EXERCISE: How many lines of the entries below include the word "name"? Answer with the number alone.

Dataset records:
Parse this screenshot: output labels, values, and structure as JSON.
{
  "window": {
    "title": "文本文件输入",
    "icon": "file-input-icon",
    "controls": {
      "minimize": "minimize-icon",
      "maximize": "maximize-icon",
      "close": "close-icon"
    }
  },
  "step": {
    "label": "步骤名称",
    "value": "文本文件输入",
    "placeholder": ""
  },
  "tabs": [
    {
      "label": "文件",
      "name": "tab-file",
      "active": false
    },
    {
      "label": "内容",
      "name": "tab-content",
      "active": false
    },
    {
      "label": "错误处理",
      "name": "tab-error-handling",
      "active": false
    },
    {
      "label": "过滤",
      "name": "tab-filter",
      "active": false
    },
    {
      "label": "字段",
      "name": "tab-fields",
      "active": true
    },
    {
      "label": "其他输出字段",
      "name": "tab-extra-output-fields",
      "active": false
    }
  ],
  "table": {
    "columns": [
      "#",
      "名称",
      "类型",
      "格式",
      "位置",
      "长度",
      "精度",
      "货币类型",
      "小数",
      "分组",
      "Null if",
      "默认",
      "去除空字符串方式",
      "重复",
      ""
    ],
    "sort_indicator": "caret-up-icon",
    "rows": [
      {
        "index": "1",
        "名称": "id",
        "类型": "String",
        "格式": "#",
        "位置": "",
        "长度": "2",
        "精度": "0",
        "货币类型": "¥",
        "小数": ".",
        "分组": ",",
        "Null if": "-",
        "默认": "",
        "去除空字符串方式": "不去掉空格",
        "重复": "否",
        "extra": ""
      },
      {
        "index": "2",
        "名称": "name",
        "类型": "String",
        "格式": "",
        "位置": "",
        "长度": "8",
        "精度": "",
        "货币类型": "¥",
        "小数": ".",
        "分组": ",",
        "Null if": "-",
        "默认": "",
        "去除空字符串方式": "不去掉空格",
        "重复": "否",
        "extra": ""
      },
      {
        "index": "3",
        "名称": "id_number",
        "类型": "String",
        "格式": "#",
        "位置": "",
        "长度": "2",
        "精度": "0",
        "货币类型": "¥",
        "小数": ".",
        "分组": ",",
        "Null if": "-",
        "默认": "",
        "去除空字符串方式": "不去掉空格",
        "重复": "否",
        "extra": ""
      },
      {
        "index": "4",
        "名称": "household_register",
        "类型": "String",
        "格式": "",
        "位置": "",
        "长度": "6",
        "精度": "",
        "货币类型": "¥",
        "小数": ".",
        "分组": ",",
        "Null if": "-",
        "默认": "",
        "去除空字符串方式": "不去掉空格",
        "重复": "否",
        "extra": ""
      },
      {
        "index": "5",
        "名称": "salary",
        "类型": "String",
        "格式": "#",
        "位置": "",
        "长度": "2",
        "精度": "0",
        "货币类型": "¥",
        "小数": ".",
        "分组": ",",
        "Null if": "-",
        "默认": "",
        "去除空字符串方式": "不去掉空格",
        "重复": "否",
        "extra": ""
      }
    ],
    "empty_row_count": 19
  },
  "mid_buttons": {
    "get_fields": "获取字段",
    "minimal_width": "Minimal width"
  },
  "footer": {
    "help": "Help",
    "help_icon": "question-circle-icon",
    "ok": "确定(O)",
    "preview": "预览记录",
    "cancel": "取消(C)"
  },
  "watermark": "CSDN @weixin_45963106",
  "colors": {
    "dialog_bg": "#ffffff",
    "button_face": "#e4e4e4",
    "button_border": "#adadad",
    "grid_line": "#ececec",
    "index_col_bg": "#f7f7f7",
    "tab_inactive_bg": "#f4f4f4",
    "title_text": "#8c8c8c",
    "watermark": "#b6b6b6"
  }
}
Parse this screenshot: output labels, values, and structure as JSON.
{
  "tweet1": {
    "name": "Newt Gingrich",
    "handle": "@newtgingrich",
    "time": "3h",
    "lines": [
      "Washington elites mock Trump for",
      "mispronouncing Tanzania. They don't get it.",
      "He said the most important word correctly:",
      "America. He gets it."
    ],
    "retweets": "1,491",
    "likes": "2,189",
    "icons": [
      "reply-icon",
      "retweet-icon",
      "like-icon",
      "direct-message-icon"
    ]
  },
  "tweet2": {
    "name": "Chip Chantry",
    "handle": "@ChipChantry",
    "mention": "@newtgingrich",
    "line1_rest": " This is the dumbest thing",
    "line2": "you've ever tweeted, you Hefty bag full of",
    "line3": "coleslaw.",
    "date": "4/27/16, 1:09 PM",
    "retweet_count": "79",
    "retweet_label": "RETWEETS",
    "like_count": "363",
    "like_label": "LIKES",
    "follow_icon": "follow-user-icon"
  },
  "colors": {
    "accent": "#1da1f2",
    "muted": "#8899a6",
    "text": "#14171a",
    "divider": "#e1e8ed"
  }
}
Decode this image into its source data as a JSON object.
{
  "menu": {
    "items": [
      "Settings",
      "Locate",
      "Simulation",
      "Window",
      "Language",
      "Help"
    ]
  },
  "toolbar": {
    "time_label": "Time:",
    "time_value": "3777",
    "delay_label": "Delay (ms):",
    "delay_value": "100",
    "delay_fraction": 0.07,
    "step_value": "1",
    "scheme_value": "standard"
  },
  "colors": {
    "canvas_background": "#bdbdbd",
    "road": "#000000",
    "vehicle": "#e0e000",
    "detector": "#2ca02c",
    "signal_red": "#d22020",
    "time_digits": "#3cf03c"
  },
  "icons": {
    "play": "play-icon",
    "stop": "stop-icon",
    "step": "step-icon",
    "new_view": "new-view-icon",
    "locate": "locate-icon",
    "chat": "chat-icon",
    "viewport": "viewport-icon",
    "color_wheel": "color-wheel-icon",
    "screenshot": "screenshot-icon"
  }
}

WRITTEN SOLUTION: 9